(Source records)
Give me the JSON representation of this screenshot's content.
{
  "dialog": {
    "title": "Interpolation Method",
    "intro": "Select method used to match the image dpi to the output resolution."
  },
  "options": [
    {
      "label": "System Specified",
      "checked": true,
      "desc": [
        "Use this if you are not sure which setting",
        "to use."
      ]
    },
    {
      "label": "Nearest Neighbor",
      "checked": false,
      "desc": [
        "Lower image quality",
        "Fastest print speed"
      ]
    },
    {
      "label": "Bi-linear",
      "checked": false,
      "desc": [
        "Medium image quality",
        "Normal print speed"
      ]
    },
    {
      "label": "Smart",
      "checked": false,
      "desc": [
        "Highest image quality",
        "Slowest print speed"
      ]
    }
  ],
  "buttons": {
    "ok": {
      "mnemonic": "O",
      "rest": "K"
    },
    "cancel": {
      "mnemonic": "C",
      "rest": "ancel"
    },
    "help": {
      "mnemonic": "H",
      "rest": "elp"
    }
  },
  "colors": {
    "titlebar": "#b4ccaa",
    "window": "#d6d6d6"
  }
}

---

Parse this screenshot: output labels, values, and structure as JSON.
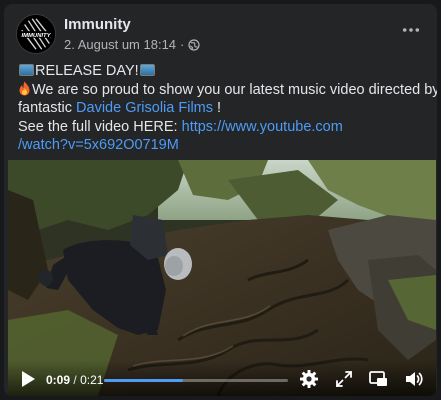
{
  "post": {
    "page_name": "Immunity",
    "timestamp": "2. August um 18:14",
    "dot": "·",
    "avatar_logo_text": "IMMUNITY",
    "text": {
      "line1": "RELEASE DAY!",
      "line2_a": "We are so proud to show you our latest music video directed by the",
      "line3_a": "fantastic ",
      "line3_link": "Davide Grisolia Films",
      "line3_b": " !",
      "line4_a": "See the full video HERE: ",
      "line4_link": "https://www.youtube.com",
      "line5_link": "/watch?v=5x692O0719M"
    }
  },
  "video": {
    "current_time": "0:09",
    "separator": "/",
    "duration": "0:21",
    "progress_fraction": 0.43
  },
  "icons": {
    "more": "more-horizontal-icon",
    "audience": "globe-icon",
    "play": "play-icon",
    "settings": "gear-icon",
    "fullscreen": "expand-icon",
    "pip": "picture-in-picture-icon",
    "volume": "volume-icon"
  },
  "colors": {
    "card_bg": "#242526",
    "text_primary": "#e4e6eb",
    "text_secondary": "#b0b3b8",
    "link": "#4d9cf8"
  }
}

_Exercise goal_
Take every line from the data that contains the word "image".

_Solution for this problem_
    "intro": "Select method used to match the image dpi to the output resolution."
        "Lower image quality",
        "Medium image quality",
        "Highest image quality",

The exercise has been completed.